*What is required*.
Return exactly the lines that run from the one containing "Decode this chart: output" to the end of the entries, with both ends included.
************
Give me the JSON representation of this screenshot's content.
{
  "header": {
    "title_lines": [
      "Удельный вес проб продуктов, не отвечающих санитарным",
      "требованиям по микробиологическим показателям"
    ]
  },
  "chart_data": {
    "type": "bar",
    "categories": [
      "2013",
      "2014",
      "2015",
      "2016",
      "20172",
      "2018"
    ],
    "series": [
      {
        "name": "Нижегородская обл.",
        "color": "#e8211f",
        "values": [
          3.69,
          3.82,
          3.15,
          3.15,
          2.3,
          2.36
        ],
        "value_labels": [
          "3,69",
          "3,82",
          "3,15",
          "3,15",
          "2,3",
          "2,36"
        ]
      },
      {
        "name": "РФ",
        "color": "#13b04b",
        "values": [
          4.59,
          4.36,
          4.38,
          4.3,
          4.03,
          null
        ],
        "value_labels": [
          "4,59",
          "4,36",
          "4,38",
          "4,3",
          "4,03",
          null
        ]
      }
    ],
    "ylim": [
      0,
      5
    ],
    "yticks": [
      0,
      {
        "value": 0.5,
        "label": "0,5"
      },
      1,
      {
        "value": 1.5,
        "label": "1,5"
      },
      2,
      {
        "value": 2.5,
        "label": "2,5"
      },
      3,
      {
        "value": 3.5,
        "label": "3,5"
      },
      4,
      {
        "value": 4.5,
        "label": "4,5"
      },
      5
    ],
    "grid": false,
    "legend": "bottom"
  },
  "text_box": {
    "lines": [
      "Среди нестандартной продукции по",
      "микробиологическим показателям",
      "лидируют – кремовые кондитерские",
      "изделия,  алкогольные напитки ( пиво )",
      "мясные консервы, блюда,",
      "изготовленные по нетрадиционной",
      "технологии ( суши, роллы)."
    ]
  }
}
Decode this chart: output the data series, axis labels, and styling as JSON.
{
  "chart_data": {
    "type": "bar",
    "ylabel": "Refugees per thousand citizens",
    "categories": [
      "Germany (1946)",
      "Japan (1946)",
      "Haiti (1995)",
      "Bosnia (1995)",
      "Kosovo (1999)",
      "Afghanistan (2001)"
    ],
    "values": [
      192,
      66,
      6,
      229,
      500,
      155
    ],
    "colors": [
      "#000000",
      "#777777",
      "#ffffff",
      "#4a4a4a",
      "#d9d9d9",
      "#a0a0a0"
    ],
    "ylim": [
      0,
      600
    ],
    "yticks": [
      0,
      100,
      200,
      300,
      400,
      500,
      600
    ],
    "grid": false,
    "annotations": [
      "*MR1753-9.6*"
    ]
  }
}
************
*Answer*.
Decode this chart: output the data series, axis labels, and styling as JSON.
{
  "chart_data": {
    "type": "bar",
    "ylabel": "Refugees per thousand citizens",
    "categories": [
      "Germany (1946)",
      "Japan (1946)",
      "Haiti (1995)",
      "Bosnia (1995)",
      "Kosovo (1999)",
      "Afghanistan (2001)"
    ],
    "values": [
      192,
      66,
      6,
      229,
      500,
      155
    ],
    "colors": [
      "#000000",
      "#777777",
      "#ffffff",
      "#4a4a4a",
      "#d9d9d9",
      "#a0a0a0"
    ],
    "ylim": [
      0,
      600
    ],
    "yticks": [
      0,
      100,
      200,
      300,
      400,
      500,
      600
    ],
    "grid": false,
    "annotations": [
      "*MR1753-9.6*"
    ]
  }
}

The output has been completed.